→ WHAT THIS EXERCISE ASKS
A. According to the single-case design passage, what is one of the main characteristics of reversal and multielement designs?
B. Reproduce everything in the single-case design passage from "Keywords: AB design, Effect" down to "demonstrate experimental control.".
------ PAGE TEXT ------
Keywords: AB design, Effect size, Error rate, Replication, Single-case design
Within-subject replication has been central to the development of the science of behavior analysis since its inception with nonhuman organisms (Skinner, 1938/1991). Applied behavior analysts have widely adopted and embraced within-subject replication through the use of reversal and multielement designs to examine the effects of treatments in a wide variety of populations (Shadish & Sullivan, 2011). One of the main characteristic of the reversal and multielement designs is the repeated introduction and withdrawal of an independent variable to demonstrate experimental control.
The professionalization of behavior analysis over the past 30 years with the formation of credentialing organizations such as the Behavior Analyst Certification Board® (see Johnston, Carr, and Mellichamp (2017) and Shook (2005)) has given rise to a generation of practitioners whose behaviors are controlled by a different set of contingencies than those governing the design and conduct of experiments. Specifically, the withdrawal of treatment, which is central to reversal and multielement designs, may not be desirable, feasible, or even ethical in practical settings. The most obvious example is related to the withdrawal of treatments that are designed to reduce behavior that may produce irremediable harm to the individual or others even if they occur only once (e.g., severe self-injury, unsafe gun use, risky sexual practices). That said, a behavior does not need to be dangerous to prevent the implementation of withdrawal in practical settings. For example, a parent or a teacher may simply refuse to stop implementing a treatment once they observe desirable changes in a child’s behavior. Behaviors that produce irreversible changes are also unconducive to designs involving withdrawal.
------ MATERIAL ------
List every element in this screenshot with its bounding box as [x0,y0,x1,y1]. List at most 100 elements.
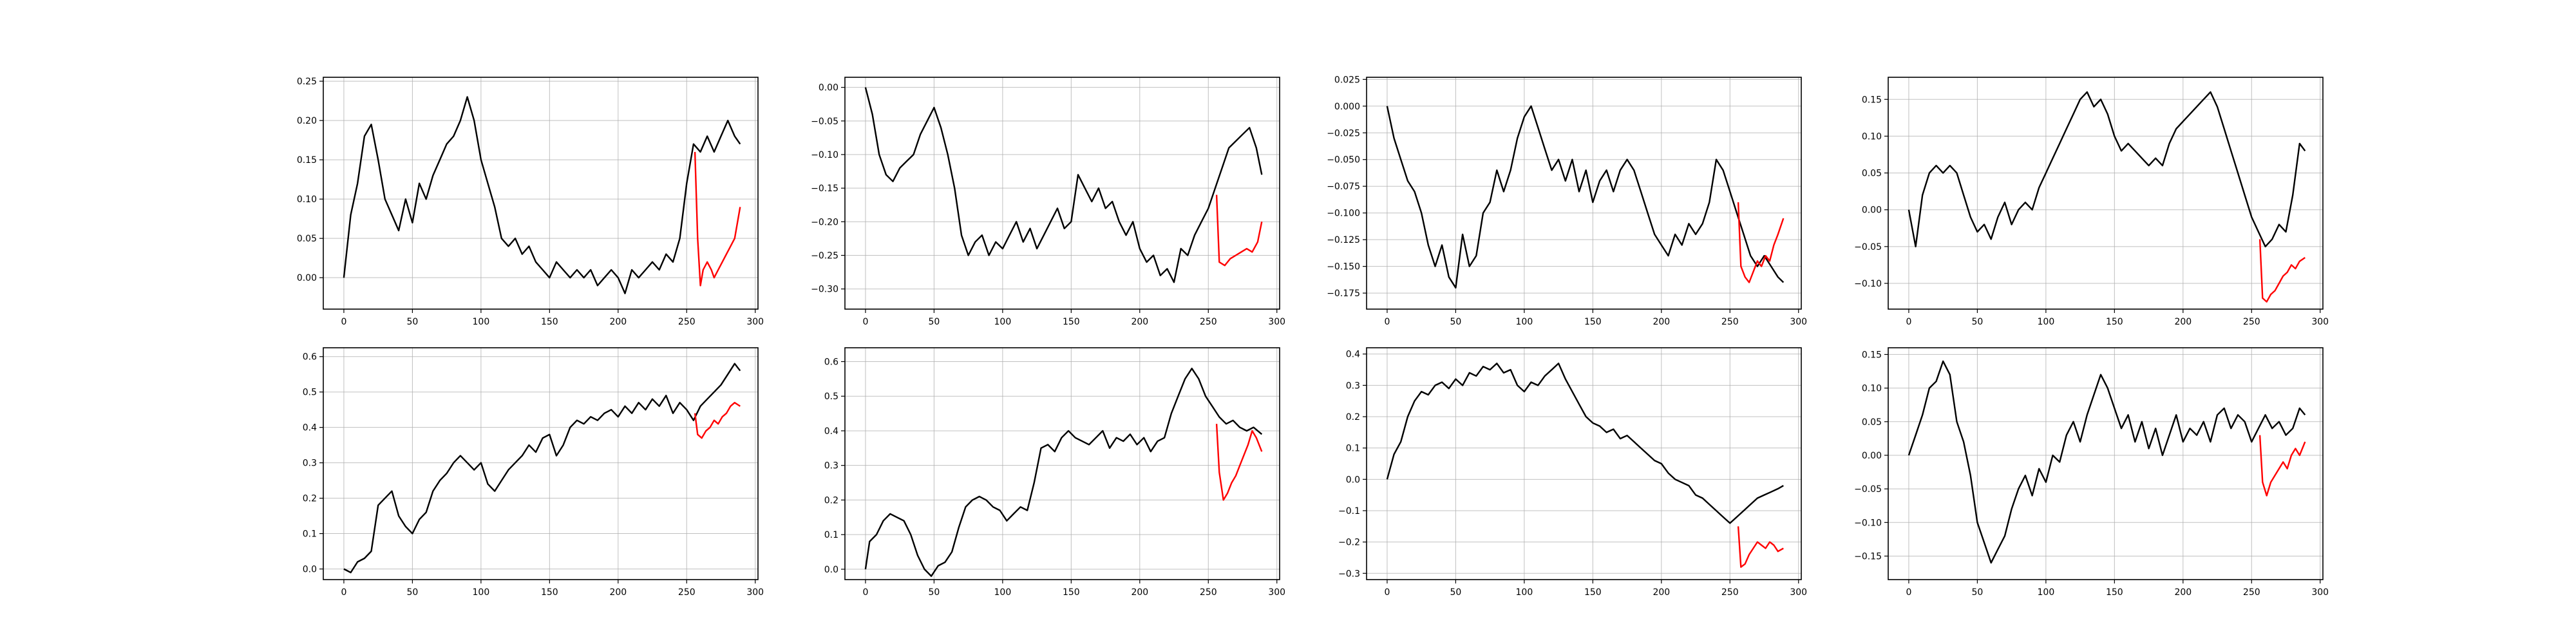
y-tick-label: −0.2 [1338,538,1360,548]
subplot-2: 0 50 100 150 200 250 300 0.00 −0.05 −0.10 −0.15 −0.… [811,77,1285,327]
y-tick-label: 0.20 [297,116,317,126]
y-tick-label: 0.2 [303,494,317,504]
y-tick-label: 0.1 [1346,444,1360,454]
history-series-line [343,363,741,574]
y-tick-label: 0.10 [1862,131,1882,142]
y-tick-label: 0.05 [297,234,317,244]
x-tick-label: 50 [1450,317,1461,327]
y-tick-label: 0.00 [297,273,317,283]
subplot-5: 0 50 100 150 200 250 300 0.0 0.1 0.2 0.3 0.4 0.5 0.6 [303,347,764,598]
x-tick-label: 300 [746,587,764,598]
x-tick-label: 0 [341,317,346,327]
x-tick-label: 250 [1721,587,1739,598]
y-tick-label: 0.3 [303,459,317,469]
y-tick-label: 0.0 [303,565,317,575]
y-tick-label: 0.3 [824,461,838,471]
y-tick-label: 0.6 [303,352,317,363]
y-tick-label: −0.150 [1327,262,1360,272]
y-tick-label: 0.6 [824,357,838,367]
x-tick-label: 200 [1653,317,1670,327]
history-series-line [864,368,1263,577]
subplot-grid: 0 50 100 150 200 250 3000.000.050.100.150.200.… [297,75,2329,598]
y-tick-label: −0.05 [1854,484,1882,495]
x-tick-label: 50 [406,587,418,598]
y-tick-label: 0.05 [1862,169,1882,179]
forecast-series-line [2259,435,2306,497]
x-tick-label: 150 [1584,317,1602,327]
y-tick-label: 0.15 [297,155,317,166]
y-tick-label: 0.2 [1346,412,1360,422]
x-tick-label: 200 [609,317,627,327]
y-tick-label: 0.025 [1334,75,1360,85]
x-tick-label: 250 [1200,317,1217,327]
x-tick-label: 50 [928,317,940,327]
x-tick-label: 100 [2038,587,2055,598]
y-tick-label: −0.05 [1854,242,1882,252]
x-tick-label: 200 [2174,587,2192,598]
x-tick-label: 0 [1906,587,1911,598]
x-tick-label: 300 [1790,317,1807,327]
forecast-series-line [2259,239,2306,303]
y-tick-label: 0.10 [1862,384,1882,394]
y-tick-label: −0.05 [811,117,838,127]
subplot-7: 0 50 100 150 200 250 300 0.4 0.3 0.2 0.1 0.0 −0.1 −0.… [1338,347,1807,598]
x-tick-label: 300 [1268,587,1285,598]
x-tick-label: 100 [994,317,1012,327]
y-tick-label: 0.1 [824,530,838,540]
y-tick-label: 0.3 [1346,381,1360,391]
x-tick-label: 0 [341,587,346,598]
x-tick-label: 250 [678,317,696,327]
x-tick-label: 150 [1063,317,1080,327]
y-tick-label: 0.10 [297,194,317,205]
x-tick-label: 200 [609,587,627,598]
x-tick-label: 300 [1268,317,1285,327]
axes-frame [1888,77,2324,310]
x-tick-label: 50 [1450,587,1461,598]
forecast-series-line [1215,424,1263,501]
y-tick-label: 0.25 [297,77,317,87]
x-tick-label: 50 [1971,587,1983,598]
x-tick-label: 150 [1584,587,1602,598]
x-tick-label: 100 [1516,317,1533,327]
axes-frame [844,77,1280,310]
axes-frame [323,347,759,580]
x-tick-label: 50 [406,317,418,327]
subplot-1: 0 50 100 150 200 250 300 0.00 0.05 0.10 0.15 0.20 0.… [297,77,764,327]
y-tick-label: 0.4 [1346,350,1360,360]
x-tick-label: 200 [1131,587,1148,598]
x-tick-label: 250 [2243,317,2260,327]
history-series-line [1386,105,1785,289]
x-tick-label: 100 [473,317,490,327]
x-tick-label: 250 [678,587,696,598]
y-tick-label: −0.10 [1854,279,1882,289]
forecast-series-line [1215,194,1263,267]
x-tick-label: 0 [862,317,868,327]
x-tick-label: 150 [541,587,558,598]
x-tick-label: 0 [862,587,868,598]
x-tick-label: 250 [1200,587,1217,598]
x-tick-label: 100 [1516,587,1533,598]
y-tick-label: 0.2 [824,495,838,506]
y-tick-label: −0.25 [811,251,838,261]
y-tick-label: −0.100 [1327,209,1360,219]
x-tick-label: 50 [1971,317,1983,327]
y-tick-label: 0.00 [819,83,838,93]
x-tick-label: 0 [1906,317,1911,327]
y-tick-label: 0.4 [303,423,317,433]
x-tick-label: 250 [1721,317,1739,327]
y-tick-label: −0.30 [811,285,838,295]
x-tick-label: 150 [1063,587,1080,598]
subplot-6: 0 50 100 150 200 250 300 0.0 0.1 0.2 0.3 0.4 0.5 0.6 [824,347,1285,598]
history-series-line [864,87,1263,283]
y-tick-label: 0.00 [1862,205,1882,216]
y-tick-label: −0.20 [811,217,838,227]
y-tick-label: −0.075 [1327,182,1360,192]
x-tick-label: 200 [1131,317,1148,327]
history-series-line [1908,91,2306,248]
forecast-series-line [694,402,741,439]
x-tick-label: 0 [1384,587,1390,598]
y-tick-label: 0.0 [824,565,838,575]
forecast-series-line [1737,526,1784,568]
y-tick-label: −0.15 [1854,551,1882,562]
------
→ FINAL RESULTS
A. The repeated introduction and withdrawal of an independent variable to demonstrate experimental control.

B.
Keywords: AB design, Effect size, Error rate, Replication, Single-case design
Within-subject replication has been central to the development of the science of behavior analysis since its inception with nonhuman organisms (Skinner, 1938/1991). Applied behavior analysts have widely adopted and embraced within-subject replication through the use of reversal and multielement designs to examine the effects of treatments in a wide variety of populations (Shadish & Sullivan, 2011). One of the main characteristic of the reversal and multielement designs is the repeated introduction and withdrawal of an independent variable to demonstrate experimental control.